| PROBLEM DETAILS |
Identify the lines containing the word "status". Copy each one.

| DATA FOR THIS EXERCISE |
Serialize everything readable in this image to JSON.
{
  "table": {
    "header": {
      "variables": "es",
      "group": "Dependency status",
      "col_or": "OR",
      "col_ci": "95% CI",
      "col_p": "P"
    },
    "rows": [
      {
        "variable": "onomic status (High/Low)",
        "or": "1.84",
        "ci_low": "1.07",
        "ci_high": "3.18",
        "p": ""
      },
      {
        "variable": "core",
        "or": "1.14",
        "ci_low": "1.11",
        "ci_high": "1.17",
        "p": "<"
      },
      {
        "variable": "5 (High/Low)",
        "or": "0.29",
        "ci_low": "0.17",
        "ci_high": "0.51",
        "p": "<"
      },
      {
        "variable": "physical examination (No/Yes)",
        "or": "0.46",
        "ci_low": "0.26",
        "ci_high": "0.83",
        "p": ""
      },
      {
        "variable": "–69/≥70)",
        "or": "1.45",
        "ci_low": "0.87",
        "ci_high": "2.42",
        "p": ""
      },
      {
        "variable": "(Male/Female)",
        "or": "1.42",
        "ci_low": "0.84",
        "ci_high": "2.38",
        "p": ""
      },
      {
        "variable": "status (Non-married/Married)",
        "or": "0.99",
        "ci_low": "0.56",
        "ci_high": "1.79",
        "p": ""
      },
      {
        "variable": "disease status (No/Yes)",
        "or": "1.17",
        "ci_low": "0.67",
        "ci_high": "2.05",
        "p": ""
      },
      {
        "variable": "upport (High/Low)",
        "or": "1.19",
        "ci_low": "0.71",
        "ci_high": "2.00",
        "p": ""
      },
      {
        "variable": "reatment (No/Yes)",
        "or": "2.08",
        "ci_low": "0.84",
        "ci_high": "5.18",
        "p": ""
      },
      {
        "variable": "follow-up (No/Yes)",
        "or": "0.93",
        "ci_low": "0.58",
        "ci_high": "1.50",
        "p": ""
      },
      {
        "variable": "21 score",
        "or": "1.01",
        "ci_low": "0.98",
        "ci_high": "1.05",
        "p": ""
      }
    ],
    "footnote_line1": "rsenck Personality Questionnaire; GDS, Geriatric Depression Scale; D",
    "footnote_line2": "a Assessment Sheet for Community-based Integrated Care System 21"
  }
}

| RESPONSE TO THE TASK |
      "group": "Dependency status",
        "variable": "onomic status (High/Low)",
        "variable": "status (Non-married/Married)",
        "variable": "disease status (No/Yes)",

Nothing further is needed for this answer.